▸ Source material:
----------------------------------------

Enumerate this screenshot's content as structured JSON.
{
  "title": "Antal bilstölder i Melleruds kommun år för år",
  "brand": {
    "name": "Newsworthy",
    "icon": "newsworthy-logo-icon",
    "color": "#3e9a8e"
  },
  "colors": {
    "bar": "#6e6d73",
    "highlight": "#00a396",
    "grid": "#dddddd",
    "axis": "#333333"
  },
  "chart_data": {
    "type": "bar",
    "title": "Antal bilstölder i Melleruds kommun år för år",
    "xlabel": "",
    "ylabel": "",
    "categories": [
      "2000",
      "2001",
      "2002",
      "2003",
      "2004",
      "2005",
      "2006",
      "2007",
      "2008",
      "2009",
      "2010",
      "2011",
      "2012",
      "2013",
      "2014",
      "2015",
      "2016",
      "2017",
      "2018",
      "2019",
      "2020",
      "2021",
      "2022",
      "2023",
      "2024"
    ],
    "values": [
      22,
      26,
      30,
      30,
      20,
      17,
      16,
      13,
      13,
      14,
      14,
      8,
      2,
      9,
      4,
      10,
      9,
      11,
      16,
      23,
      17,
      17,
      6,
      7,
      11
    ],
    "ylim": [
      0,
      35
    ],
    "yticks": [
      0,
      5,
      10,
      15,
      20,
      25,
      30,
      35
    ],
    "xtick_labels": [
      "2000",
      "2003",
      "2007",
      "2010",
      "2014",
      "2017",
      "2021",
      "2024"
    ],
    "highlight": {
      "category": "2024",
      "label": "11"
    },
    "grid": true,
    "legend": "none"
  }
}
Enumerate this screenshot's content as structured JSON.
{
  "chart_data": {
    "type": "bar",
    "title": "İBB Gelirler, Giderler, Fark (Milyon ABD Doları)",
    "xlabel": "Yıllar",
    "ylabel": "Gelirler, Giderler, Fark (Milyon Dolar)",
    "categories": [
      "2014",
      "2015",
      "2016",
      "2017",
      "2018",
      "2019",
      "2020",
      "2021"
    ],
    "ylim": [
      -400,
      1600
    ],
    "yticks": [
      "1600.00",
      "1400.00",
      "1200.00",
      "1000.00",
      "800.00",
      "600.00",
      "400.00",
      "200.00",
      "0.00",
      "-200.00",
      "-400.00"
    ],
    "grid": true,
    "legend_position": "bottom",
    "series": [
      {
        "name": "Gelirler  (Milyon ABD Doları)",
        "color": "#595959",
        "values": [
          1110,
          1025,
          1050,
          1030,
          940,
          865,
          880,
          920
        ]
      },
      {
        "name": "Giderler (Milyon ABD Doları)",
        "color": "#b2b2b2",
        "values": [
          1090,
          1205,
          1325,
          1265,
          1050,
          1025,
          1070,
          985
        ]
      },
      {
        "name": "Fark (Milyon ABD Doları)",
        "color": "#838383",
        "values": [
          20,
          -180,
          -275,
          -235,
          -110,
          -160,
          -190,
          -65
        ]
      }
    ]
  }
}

----------------------------------------

▸ Task goal:
Exactly reproduce the material above.

▸ Task result:
Enumerate this screenshot's content as structured JSON.
{
  "title": "Antal bilstölder i Melleruds kommun år för år",
  "brand": {
    "name": "Newsworthy",
    "icon": "newsworthy-logo-icon",
    "color": "#3e9a8e"
  },
  "colors": {
    "bar": "#6e6d73",
    "highlight": "#00a396",
    "grid": "#dddddd",
    "axis": "#333333"
  },
  "chart_data": {
    "type": "bar",
    "title": "Antal bilstölder i Melleruds kommun år för år",
    "xlabel": "",
    "ylabel": "",
    "categories": [
      "2000",
      "2001",
      "2002",
      "2003",
      "2004",
      "2005",
      "2006",
      "2007",
      "2008",
      "2009",
      "2010",
      "2011",
      "2012",
      "2013",
      "2014",
      "2015",
      "2016",
      "2017",
      "2018",
      "2019",
      "2020",
      "2021",
      "2022",
      "2023",
      "2024"
    ],
    "values": [
      22,
      26,
      30,
      30,
      20,
      17,
      16,
      13,
      13,
      14,
      14,
      8,
      2,
      9,
      4,
      10,
      9,
      11,
      16,
      23,
      17,
      17,
      6,
      7,
      11
    ],
    "ylim": [
      0,
      35
    ],
    "yticks": [
      0,
      5,
      10,
      15,
      20,
      25,
      30,
      35
    ],
    "xtick_labels": [
      "2000",
      "2003",
      "2007",
      "2010",
      "2014",
      "2017",
      "2021",
      "2024"
    ],
    "highlight": {
      "category": "2024",
      "label": "11"
    },
    "grid": true,
    "legend": "none"
  }
}
Enumerate this screenshot's content as structured JSON.
{
  "chart_data": {
    "type": "bar",
    "title": "İBB Gelirler, Giderler, Fark (Milyon ABD Doları)",
    "xlabel": "Yıllar",
    "ylabel": "Gelirler, Giderler, Fark (Milyon Dolar)",
    "categories": [
      "2014",
      "2015",
      "2016",
      "2017",
      "2018",
      "2019",
      "2020",
      "2021"
    ],
    "ylim": [
      -400,
      1600
    ],
    "yticks": [
      "1600.00",
      "1400.00",
      "1200.00",
      "1000.00",
      "800.00",
      "600.00",
      "400.00",
      "200.00",
      "0.00",
      "-200.00",
      "-400.00"
    ],
    "grid": true,
    "legend_position": "bottom",
    "series": [
      {
        "name": "Gelirler  (Milyon ABD Doları)",
        "color": "#595959",
        "values": [
          1110,
          1025,
          1050,
          1030,
          940,
          865,
          880,
          920
        ]
      },
      {
        "name": "Giderler (Milyon ABD Doları)",
        "color": "#b2b2b2",
        "values": [
          1090,
          1205,
          1325,
          1265,
          1050,
          1025,
          1070,
          985
        ]
      },
      {
        "name": "Fark (Milyon ABD Doları)",
        "color": "#838383",
        "values": [
          20,
          -180,
          -275,
          -235,
          -110,
          -160,
          -190,
          -65
        ]
      }
    ]
  }
}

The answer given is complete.